## Listed entries
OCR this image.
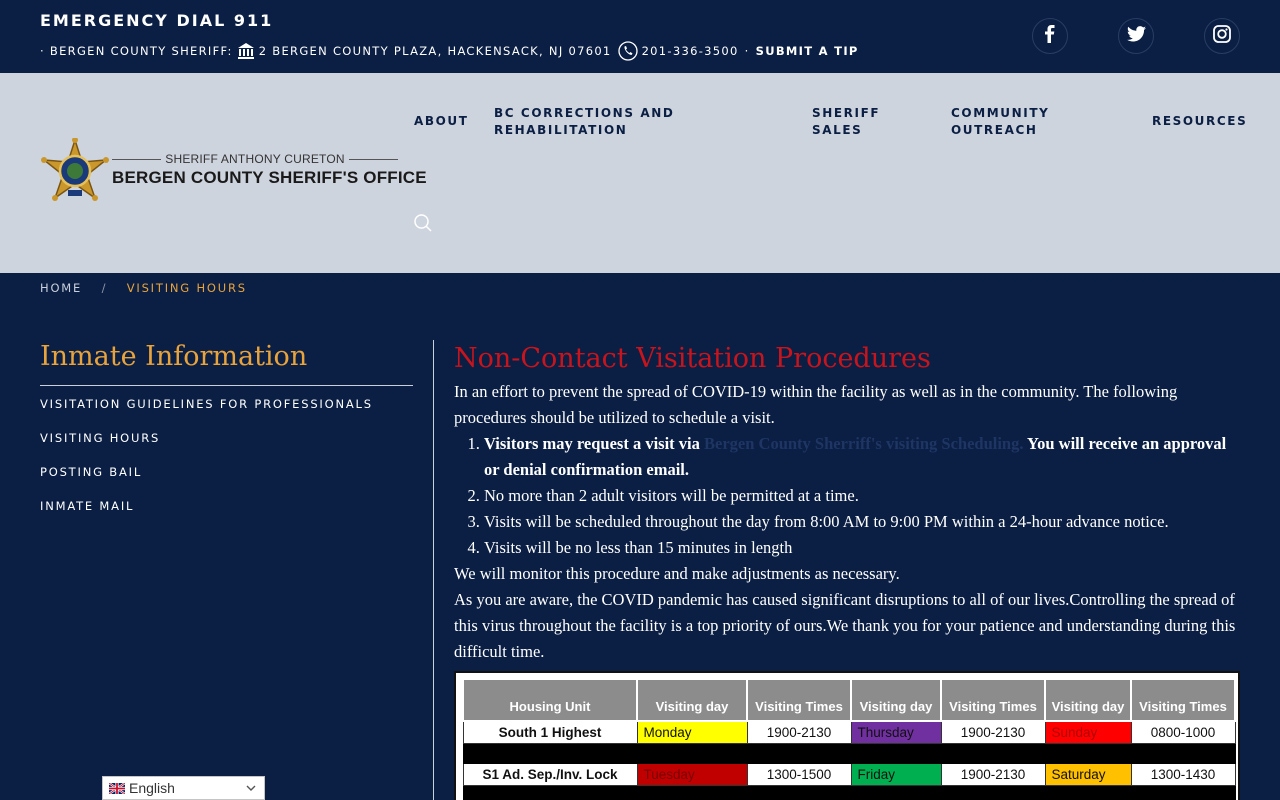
EMERGENCY DIAL 911
· BERGEN COUNTY SHERIFF: 2 BERGEN COUNTY PLAZA, HACKENSACK, NJ 07601	201-336-3500 · SUBMIT A TIP
SHERIFF ANTHONY CURETON
BERGEN COUNTY SHERIFF'S OFFICE
ABOUT
BC CORRECTIONS AND
REHABILITATION
SHERIFF
SALES
COMMUNITY
OUTREACH
RESOURCES
HOME / VISITING HOURS
Inmate Information
VISITATION GUIDELINES FOR PROFESSIONALS
VISITING HOURS
POSTING BAIL
INMATE MAIL
Non-Contact Visitation Procedures

In an effort to prevent the spread of COVID-19 within the facility as well as in the community. The following procedures should be utilized to schedule a visit.

1. Visitors may request a visit via Bergen County Sherriff's visiting Scheduling. You will receive an approval or denial confirmation email.
2. No more than 2 adult visitors will be permitted at a time.
3. Visits will be scheduled throughout the day from 8:00 AM to 9:00 PM within a 24-hour advance notice.
4. Visits will be no less than 15 minutes in length

We will monitor this procedure and make adjustments as necessary.

As you are aware, the COVID pandemic has caused significant disruptions to all of our lives.Controlling the spread of this virus throughout the facility is a top priority of ours.We thank you for your patience and understanding during this difficult time.

Housing Unit	Visiting day	Visiting Times	Visiting day	Visiting Times	Visiting day	Visiting Times
South 1 Highest	Monday	1900-2130	Thursday	1900-2130	Sunday	0800-1000

S1 Ad. Sep./Inv. Lock	Tuesday	1300-1500	Friday	1900-2130	Saturday	1300-1430

English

## Instructions for the task
This exercise needs every line of the listing that contains the word "HOURS".

## Answer section
HOME / VISITING HOURS
VISITING HOURS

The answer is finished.